### Data entries
○ ○ ○ ○ ○

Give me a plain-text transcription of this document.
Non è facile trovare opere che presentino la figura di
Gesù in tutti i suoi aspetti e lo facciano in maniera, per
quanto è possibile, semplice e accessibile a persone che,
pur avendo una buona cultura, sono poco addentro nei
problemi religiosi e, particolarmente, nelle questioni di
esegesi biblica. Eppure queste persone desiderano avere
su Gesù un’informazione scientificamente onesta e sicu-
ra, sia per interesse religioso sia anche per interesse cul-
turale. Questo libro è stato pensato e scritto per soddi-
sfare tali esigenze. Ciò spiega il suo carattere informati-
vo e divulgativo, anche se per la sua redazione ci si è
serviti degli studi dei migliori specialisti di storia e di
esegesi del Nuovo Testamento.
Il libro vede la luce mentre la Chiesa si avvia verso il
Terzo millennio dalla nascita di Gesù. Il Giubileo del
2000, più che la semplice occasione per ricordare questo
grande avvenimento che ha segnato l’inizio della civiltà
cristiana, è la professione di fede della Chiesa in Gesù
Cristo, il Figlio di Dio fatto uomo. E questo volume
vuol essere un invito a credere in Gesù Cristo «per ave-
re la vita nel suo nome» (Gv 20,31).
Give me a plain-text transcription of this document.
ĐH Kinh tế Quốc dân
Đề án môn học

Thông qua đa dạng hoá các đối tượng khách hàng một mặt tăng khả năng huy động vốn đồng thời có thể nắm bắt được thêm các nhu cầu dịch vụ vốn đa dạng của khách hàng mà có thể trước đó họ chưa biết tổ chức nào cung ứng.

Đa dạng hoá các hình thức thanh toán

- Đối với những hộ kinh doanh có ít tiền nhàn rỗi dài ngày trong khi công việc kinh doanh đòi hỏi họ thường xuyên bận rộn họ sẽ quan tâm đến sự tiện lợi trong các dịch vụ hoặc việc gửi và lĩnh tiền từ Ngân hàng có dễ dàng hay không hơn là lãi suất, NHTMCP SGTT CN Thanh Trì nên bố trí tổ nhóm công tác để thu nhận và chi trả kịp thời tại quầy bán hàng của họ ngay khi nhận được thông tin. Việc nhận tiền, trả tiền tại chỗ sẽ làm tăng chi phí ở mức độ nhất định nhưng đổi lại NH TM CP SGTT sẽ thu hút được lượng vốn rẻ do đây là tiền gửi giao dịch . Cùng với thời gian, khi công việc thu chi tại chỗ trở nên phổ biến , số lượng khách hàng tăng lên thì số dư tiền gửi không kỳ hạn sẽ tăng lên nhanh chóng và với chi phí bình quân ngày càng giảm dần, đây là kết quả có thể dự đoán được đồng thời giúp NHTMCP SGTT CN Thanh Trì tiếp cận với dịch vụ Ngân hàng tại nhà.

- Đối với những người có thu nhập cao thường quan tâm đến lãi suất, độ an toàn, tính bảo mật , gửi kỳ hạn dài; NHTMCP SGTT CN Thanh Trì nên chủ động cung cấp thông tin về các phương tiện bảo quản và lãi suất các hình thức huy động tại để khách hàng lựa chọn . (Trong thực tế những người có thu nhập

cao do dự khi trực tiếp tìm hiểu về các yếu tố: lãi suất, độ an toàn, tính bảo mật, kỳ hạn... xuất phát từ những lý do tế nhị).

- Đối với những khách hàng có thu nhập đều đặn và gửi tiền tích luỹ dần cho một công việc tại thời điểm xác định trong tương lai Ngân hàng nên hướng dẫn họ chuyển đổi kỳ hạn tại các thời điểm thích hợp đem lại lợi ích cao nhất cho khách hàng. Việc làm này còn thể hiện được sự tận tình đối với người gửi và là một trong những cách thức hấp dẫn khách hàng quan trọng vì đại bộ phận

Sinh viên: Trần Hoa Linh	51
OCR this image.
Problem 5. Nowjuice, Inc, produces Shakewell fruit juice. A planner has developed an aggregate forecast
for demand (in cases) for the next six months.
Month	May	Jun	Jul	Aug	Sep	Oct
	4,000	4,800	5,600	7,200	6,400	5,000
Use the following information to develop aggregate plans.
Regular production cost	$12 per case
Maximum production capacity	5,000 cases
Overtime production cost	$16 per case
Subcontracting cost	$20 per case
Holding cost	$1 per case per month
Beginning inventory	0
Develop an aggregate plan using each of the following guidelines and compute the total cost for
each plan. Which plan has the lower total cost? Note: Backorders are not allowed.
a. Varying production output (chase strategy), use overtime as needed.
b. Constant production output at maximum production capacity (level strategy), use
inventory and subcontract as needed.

○ ○ ○ ○ ○

### Aim of the exercise
The records above should all be quoted exactly, please.

### Finished task
Give me a plain-text transcription of this document.
Non è facile trovare opere che presentino la figura di
Gesù in tutti i suoi aspetti e lo facciano in maniera, per
quanto è possibile, semplice e accessibile a persone che,
pur avendo una buona cultura, sono poco addentro nei
problemi religiosi e, particolarmente, nelle questioni di
esegesi biblica. Eppure queste persone desiderano avere
su Gesù un’informazione scientificamente onesta e sicu-
ra, sia per interesse religioso sia anche per interesse cul-
turale. Questo libro è stato pensato e scritto per soddi-
sfare tali esigenze. Ciò spiega il suo carattere informati-
vo e divulgativo, anche se per la sua redazione ci si è
serviti degli studi dei migliori specialisti di storia e di
esegesi del Nuovo Testamento.
Il libro vede la luce mentre la Chiesa si avvia verso il
Terzo millennio dalla nascita di Gesù. Il Giubileo del
2000, più che la semplice occasione per ricordare questo
grande avvenimento che ha segnato l’inizio della civiltà
cristiana, è la professione di fede della Chiesa in Gesù
Cristo, il Figlio di Dio fatto uomo. E questo volume
vuol essere un invito a credere in Gesù Cristo «per ave-
re la vita nel suo nome» (Gv 20,31).
Give me a plain-text transcription of this document.
ĐH Kinh tế Quốc dân
Đề án môn học

Thông qua đa dạng hoá các đối tượng khách hàng một mặt tăng khả năng huy động vốn đồng thời có thể nắm bắt được thêm các nhu cầu dịch vụ vốn đa dạng của khách hàng mà có thể trước đó họ chưa biết tổ chức nào cung ứng.

Đa dạng hoá các hình thức thanh toán

- Đối với những hộ kinh doanh có ít tiền nhàn rỗi dài ngày trong khi công việc kinh doanh đòi hỏi họ thường xuyên bận rộn họ sẽ quan tâm đến sự tiện lợi trong các dịch vụ hoặc việc gửi và lĩnh tiền từ Ngân hàng có dễ dàng hay không hơn là lãi suất, NHTMCP SGTT CN Thanh Trì nên bố trí tổ nhóm công tác để thu nhận và chi trả kịp thời tại quầy bán hàng của họ ngay khi nhận được thông tin. Việc nhận tiền, trả tiền tại chỗ sẽ làm tăng chi phí ở mức độ nhất định nhưng đổi lại NH TM CP SGTT sẽ thu hút được lượng vốn rẻ do đây là tiền gửi giao dịch . Cùng với thời gian, khi công việc thu chi tại chỗ trở nên phổ biến , số lượng khách hàng tăng lên thì số dư tiền gửi không kỳ hạn sẽ tăng lên nhanh chóng và với chi phí bình quân ngày càng giảm dần, đây là kết quả có thể dự đoán được đồng thời giúp NHTMCP SGTT CN Thanh Trì tiếp cận với dịch vụ Ngân hàng tại nhà.

- Đối với những người có thu nhập cao thường quan tâm đến lãi suất, độ an toàn, tính bảo mật , gửi kỳ hạn dài; NHTMCP SGTT CN Thanh Trì nên chủ động cung cấp thông tin về các phương tiện bảo quản và lãi suất các hình thức huy động tại để khách hàng lựa chọn . (Trong thực tế những người có thu nhập

cao do dự khi trực tiếp tìm hiểu về các yếu tố: lãi suất, độ an toàn, tính bảo mật, kỳ hạn... xuất phát từ những lý do tế nhị).

- Đối với những khách hàng có thu nhập đều đặn và gửi tiền tích luỹ dần cho một công việc tại thời điểm xác định trong tương lai Ngân hàng nên hướng dẫn họ chuyển đổi kỳ hạn tại các thời điểm thích hợp đem lại lợi ích cao nhất cho khách hàng. Việc làm này còn thể hiện được sự tận tình đối với người gửi và là một trong những cách thức hấp dẫn khách hàng quan trọng vì đại bộ phận

Sinh viên: Trần Hoa Linh	51
OCR this image.
Problem 5. Nowjuice, Inc, produces Shakewell fruit juice. A planner has developed an aggregate forecast
for demand (in cases) for the next six months.
Month	May	Jun	Jul	Aug	Sep	Oct
	4,000	4,800	5,600	7,200	6,400	5,000
Use the following information to develop aggregate plans.
Regular production cost	$12 per case
Maximum production capacity	5,000 cases
Overtime production cost	$16 per case
Subcontracting cost	$20 per case
Holding cost	$1 per case per month
Beginning inventory	0
Develop an aggregate plan using each of the following guidelines and compute the total cost for
each plan. Which plan has the lower total cost? Note: Backorders are not allowed.
a. Varying production output (chase strategy), use overtime as needed.
b. Constant production output at maximum production capacity (level strategy), use
inventory and subcontract as needed.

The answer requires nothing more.